▼

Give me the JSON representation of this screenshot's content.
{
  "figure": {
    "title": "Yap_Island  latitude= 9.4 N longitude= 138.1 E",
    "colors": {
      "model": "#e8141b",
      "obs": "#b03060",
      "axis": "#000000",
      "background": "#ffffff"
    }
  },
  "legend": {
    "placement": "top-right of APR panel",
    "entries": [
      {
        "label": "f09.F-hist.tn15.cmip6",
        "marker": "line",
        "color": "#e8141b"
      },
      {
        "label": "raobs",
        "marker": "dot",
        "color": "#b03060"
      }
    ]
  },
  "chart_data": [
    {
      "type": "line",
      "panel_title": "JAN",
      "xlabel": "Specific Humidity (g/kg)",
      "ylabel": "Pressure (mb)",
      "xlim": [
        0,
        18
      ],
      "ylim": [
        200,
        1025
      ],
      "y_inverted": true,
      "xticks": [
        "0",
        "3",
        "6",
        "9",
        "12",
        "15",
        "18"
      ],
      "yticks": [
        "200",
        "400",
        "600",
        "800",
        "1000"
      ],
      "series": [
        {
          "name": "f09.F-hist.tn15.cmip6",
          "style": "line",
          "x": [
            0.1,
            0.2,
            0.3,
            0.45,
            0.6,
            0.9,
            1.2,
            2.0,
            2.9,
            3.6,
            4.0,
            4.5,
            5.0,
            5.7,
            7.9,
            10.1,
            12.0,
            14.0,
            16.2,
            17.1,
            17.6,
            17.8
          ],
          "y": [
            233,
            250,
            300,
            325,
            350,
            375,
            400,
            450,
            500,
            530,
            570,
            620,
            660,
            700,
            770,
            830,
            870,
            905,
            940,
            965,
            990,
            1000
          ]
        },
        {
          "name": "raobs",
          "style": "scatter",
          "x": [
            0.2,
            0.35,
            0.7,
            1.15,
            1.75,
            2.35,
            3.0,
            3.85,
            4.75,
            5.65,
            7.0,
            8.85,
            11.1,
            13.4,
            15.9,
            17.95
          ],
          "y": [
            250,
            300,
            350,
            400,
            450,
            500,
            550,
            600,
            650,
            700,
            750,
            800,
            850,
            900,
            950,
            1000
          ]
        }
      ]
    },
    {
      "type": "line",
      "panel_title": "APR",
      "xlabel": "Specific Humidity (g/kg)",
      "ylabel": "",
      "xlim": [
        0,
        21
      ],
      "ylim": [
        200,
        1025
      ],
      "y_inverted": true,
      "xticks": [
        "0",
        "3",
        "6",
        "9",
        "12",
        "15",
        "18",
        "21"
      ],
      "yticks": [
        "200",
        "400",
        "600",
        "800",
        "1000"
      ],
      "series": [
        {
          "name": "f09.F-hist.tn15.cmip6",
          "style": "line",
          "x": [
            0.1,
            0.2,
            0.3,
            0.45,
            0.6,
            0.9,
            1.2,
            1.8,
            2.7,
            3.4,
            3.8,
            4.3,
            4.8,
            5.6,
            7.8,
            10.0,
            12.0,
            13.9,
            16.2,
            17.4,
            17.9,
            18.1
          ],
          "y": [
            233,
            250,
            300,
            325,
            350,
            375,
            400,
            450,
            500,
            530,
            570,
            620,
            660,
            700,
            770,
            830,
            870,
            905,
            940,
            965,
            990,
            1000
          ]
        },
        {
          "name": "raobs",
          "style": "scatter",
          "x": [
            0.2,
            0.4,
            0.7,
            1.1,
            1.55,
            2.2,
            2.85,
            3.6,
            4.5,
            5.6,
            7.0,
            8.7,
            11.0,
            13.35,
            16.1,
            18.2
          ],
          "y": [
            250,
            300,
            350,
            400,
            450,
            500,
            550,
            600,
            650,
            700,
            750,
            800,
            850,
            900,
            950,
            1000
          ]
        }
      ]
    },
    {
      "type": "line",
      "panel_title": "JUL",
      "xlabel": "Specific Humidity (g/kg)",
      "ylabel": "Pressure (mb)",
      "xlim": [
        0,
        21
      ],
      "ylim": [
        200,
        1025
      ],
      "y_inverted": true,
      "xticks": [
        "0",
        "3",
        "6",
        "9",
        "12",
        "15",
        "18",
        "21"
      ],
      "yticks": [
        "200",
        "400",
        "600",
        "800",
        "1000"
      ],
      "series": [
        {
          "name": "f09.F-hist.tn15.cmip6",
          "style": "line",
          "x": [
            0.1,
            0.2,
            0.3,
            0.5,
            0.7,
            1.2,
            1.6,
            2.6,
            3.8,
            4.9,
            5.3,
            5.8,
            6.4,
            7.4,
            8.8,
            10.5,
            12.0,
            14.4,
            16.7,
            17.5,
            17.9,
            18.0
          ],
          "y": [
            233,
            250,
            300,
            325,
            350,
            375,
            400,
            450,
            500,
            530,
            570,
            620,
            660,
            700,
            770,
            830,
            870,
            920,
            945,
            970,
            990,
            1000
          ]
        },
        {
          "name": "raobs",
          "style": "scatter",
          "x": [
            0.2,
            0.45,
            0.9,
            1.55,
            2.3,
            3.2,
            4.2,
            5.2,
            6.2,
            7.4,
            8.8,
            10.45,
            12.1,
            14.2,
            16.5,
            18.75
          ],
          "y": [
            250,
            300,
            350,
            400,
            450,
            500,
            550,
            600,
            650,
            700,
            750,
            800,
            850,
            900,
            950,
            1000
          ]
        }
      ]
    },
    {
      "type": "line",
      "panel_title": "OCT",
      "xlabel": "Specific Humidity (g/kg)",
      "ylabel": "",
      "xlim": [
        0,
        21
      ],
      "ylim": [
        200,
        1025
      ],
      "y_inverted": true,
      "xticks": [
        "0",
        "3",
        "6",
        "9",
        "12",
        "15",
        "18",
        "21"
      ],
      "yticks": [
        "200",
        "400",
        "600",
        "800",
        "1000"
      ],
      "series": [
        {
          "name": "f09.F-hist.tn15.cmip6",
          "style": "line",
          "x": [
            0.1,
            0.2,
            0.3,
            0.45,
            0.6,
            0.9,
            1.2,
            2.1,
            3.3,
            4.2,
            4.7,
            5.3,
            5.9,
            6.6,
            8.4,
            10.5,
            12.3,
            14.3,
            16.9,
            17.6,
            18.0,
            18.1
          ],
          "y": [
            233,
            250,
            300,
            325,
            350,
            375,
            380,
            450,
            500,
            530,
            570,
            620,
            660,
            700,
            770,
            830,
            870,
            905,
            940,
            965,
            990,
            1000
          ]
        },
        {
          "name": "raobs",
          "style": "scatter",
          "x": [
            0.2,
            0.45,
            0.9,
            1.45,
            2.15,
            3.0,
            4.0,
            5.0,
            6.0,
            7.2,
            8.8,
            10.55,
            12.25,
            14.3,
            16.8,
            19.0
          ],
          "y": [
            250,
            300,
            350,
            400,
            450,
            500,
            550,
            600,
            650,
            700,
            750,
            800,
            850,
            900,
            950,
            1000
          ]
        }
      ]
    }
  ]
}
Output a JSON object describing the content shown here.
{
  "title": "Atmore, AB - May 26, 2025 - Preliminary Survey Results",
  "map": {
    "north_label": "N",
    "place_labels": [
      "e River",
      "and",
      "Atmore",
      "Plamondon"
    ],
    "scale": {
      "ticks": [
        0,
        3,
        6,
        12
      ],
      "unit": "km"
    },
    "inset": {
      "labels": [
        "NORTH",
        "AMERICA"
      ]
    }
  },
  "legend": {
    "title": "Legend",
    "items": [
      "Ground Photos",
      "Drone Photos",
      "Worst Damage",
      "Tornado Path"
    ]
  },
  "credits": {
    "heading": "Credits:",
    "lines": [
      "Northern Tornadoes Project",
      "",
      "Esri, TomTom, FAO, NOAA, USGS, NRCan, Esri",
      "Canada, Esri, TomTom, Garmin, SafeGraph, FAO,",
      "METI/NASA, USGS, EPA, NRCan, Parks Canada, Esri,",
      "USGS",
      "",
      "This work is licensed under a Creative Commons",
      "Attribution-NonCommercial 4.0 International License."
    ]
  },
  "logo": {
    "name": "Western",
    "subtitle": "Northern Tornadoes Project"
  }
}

▲

**TASK TO COMPLETE:** Filter out every line that lacks the word "JSON", and copy the rest.

**THE RESPONSE:**
Give me the JSON representation of this screenshot's content.
Output a JSON object describing the content shown here.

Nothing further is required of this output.